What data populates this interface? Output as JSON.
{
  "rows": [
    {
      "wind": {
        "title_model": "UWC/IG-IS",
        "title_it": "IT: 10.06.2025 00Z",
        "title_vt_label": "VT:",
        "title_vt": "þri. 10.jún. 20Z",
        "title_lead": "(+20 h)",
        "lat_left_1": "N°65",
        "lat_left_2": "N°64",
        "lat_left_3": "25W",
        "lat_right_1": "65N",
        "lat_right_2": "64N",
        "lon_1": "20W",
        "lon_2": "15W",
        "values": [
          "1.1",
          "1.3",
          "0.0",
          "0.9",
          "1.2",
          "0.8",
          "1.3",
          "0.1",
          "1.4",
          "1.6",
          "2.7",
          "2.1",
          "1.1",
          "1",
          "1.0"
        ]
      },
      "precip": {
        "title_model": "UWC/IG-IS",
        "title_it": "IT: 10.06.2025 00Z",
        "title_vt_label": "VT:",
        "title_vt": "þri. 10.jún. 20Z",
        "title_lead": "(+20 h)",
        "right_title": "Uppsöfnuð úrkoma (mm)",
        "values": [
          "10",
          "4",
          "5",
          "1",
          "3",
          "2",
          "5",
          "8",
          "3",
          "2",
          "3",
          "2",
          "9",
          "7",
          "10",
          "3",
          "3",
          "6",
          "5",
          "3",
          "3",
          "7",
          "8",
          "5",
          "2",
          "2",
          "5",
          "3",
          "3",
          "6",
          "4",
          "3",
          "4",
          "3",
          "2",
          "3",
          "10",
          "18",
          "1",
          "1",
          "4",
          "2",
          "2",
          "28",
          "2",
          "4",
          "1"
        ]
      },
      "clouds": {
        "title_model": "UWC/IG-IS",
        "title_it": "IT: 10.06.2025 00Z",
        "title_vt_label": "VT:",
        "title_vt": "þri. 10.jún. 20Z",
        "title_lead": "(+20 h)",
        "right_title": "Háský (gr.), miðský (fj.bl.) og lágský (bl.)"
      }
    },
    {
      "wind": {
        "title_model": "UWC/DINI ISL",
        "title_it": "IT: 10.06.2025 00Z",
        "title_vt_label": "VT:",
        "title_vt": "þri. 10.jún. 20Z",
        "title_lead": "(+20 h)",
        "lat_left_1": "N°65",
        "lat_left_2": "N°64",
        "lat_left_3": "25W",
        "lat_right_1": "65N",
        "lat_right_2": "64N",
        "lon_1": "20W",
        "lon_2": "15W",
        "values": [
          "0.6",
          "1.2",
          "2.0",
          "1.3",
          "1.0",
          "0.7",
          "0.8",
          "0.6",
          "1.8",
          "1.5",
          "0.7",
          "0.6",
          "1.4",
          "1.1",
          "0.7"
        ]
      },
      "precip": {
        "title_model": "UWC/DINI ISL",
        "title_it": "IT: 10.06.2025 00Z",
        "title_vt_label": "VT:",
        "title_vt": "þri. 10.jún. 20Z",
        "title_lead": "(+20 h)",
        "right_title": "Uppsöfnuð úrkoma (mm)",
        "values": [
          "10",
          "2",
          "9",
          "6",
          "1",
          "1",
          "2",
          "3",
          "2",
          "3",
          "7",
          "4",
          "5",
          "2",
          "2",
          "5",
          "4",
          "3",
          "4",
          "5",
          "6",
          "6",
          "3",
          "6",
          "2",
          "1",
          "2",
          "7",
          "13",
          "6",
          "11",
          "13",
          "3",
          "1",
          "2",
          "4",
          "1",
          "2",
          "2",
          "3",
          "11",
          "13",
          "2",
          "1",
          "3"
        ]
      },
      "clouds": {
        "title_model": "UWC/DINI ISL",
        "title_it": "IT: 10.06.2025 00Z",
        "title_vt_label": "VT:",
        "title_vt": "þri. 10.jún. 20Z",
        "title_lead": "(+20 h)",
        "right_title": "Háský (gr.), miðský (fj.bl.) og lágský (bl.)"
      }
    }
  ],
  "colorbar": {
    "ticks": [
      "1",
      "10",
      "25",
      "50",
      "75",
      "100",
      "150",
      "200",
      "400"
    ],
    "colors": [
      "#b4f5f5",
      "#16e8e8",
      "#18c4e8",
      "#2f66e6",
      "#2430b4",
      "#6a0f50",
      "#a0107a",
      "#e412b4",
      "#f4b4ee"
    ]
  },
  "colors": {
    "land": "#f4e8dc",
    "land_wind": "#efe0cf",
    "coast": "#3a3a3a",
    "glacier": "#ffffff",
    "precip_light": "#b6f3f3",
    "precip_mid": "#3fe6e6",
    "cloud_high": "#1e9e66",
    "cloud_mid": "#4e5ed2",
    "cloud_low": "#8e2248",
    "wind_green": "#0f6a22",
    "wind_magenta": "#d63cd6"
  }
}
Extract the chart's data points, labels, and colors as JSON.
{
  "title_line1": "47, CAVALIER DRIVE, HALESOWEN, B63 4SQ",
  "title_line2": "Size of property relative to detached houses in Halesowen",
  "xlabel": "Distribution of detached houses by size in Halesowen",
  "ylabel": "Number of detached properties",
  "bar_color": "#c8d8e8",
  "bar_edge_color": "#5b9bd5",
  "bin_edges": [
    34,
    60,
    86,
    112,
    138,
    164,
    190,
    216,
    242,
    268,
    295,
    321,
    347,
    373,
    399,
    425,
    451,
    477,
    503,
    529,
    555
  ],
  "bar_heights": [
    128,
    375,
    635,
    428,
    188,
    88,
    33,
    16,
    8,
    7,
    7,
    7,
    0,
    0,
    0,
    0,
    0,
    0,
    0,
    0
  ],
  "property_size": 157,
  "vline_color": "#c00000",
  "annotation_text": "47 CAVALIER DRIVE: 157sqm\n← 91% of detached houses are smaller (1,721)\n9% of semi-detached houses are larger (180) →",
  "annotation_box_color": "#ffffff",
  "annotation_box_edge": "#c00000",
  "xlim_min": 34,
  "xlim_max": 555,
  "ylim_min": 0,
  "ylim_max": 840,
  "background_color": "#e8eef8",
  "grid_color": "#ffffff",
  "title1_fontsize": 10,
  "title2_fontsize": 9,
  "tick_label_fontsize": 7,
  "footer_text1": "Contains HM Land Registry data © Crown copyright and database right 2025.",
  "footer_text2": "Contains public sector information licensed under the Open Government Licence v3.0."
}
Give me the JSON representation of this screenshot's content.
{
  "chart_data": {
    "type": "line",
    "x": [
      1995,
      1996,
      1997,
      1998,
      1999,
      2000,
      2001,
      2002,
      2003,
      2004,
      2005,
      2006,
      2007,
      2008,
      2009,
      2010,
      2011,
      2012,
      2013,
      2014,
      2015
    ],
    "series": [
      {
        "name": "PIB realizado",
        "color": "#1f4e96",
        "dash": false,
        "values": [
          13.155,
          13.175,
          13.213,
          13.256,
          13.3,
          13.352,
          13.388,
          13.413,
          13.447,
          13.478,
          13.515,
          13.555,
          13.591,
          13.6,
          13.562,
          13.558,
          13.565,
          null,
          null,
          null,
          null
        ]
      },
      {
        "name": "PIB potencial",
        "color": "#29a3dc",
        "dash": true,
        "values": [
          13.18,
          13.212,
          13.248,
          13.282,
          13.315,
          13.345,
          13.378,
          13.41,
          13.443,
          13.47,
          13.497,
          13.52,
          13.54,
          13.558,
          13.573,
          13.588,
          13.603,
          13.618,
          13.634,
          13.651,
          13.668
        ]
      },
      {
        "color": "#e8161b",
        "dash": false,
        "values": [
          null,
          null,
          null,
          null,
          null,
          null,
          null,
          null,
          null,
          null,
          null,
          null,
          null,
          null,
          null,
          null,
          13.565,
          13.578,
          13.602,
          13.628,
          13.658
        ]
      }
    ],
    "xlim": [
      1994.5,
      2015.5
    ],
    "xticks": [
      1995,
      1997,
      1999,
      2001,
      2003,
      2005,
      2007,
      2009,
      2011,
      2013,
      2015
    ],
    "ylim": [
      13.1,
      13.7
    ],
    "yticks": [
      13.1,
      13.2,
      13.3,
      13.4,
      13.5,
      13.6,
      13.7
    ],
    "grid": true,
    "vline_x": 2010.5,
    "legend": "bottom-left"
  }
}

■ ■ ■ ■ ■

GIVEN EXERCISE:
Only lines with the string "houses" belong in your answer; copy each one.

FULL ANSWER:
  "title_line2": "Size of property relative to detached houses in Halesowen",
  "xlabel": "Distribution of detached houses by size in Halesowen",
  "annotation_text": "47 CAVALIER DRIVE: 157sqm\n← 91% of detached houses are smaller (1,721)\n9% of semi-detached houses are larger (180) →",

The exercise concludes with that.